Work to be completed:
Please reproduce every line of the material below word for word, in the same order.
........
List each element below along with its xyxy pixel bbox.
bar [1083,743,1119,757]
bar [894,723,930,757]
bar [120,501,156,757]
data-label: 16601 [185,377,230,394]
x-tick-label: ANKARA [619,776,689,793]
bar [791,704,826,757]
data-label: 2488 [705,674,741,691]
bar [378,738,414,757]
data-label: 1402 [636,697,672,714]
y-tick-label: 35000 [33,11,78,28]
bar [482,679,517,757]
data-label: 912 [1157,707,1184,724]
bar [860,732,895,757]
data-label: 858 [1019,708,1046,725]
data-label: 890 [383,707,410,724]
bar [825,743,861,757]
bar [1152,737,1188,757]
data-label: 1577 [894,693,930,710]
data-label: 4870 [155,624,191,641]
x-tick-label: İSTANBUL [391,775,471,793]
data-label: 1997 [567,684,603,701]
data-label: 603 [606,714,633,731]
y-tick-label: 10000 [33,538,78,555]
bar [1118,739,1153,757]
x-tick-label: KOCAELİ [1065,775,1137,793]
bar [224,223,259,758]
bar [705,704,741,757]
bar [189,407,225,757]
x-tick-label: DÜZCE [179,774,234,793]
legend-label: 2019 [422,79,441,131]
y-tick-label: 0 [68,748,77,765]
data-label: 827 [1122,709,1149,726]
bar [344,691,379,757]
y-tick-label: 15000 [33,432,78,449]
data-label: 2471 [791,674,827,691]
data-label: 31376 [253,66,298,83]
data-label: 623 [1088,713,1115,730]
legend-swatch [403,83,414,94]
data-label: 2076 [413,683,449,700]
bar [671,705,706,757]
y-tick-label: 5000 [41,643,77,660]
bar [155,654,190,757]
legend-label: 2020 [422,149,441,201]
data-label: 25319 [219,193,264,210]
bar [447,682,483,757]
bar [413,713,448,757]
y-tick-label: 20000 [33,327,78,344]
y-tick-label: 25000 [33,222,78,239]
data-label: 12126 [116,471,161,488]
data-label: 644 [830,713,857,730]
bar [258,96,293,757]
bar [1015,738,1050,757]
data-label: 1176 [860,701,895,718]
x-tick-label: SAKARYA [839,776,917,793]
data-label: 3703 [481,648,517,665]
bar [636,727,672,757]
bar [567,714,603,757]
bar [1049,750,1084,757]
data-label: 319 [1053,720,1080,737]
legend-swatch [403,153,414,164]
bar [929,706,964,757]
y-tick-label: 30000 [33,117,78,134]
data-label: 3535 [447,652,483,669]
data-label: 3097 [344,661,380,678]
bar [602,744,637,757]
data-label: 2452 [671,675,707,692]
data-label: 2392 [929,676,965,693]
........
Expected answer:
List each element below along with its xyxy pixel bbox.
bar [1083,743,1119,757]
bar [894,723,930,757]
bar [120,501,156,757]
data-label: 16601 [185,377,230,394]
x-tick-label: ANKARA [619,776,689,793]
bar [791,704,826,757]
data-label: 2488 [705,674,741,691]
bar [378,738,414,757]
data-label: 1402 [636,697,672,714]
y-tick-label: 35000 [33,11,78,28]
bar [482,679,517,757]
data-label: 912 [1157,707,1184,724]
bar [860,732,895,757]
data-label: 858 [1019,708,1046,725]
data-label: 890 [383,707,410,724]
bar [825,743,861,757]
bar [1152,737,1188,757]
data-label: 1577 [894,693,930,710]
data-label: 4870 [155,624,191,641]
x-tick-label: İSTANBUL [391,775,471,793]
data-label: 1997 [567,684,603,701]
data-label: 603 [606,714,633,731]
y-tick-label: 10000 [33,538,78,555]
bar [1118,739,1153,757]
x-tick-label: KOCAELİ [1065,775,1137,793]
bar [224,223,259,758]
bar [705,704,741,757]
bar [189,407,225,757]
x-tick-label: DÜZCE [179,774,234,793]
legend-label: 2019 [422,79,441,131]
y-tick-label: 0 [68,748,77,765]
data-label: 827 [1122,709,1149,726]
bar [344,691,379,757]
y-tick-label: 15000 [33,432,78,449]
data-label: 2471 [791,674,827,691]
data-label: 31376 [253,66,298,83]
data-label: 623 [1088,713,1115,730]
legend-swatch [403,83,414,94]
data-label: 2076 [413,683,449,700]
bar [671,705,706,757]
y-tick-label: 5000 [41,643,77,660]
bar [155,654,190,757]
legend-label: 2020 [422,149,441,201]
data-label: 25319 [219,193,264,210]
bar [447,682,483,757]
bar [413,713,448,757]
y-tick-label: 20000 [33,327,78,344]
y-tick-label: 25000 [33,222,78,239]
data-label: 12126 [116,471,161,488]
data-label: 644 [830,713,857,730]
bar [258,96,293,757]
bar [1015,738,1050,757]
data-label: 1176 [860,701,895,718]
x-tick-label: SAKARYA [839,776,917,793]
data-label: 3703 [481,648,517,665]
bar [636,727,672,757]
bar [567,714,603,757]
bar [1049,750,1084,757]
data-label: 319 [1053,720,1080,737]
legend-swatch [403,153,414,164]
bar [929,706,964,757]
y-tick-label: 30000 [33,117,78,134]
data-label: 3535 [447,652,483,669]
data-label: 3097 [344,661,380,678]
bar [602,744,637,757]
data-label: 2452 [671,675,707,692]
data-label: 2392 [929,676,965,693]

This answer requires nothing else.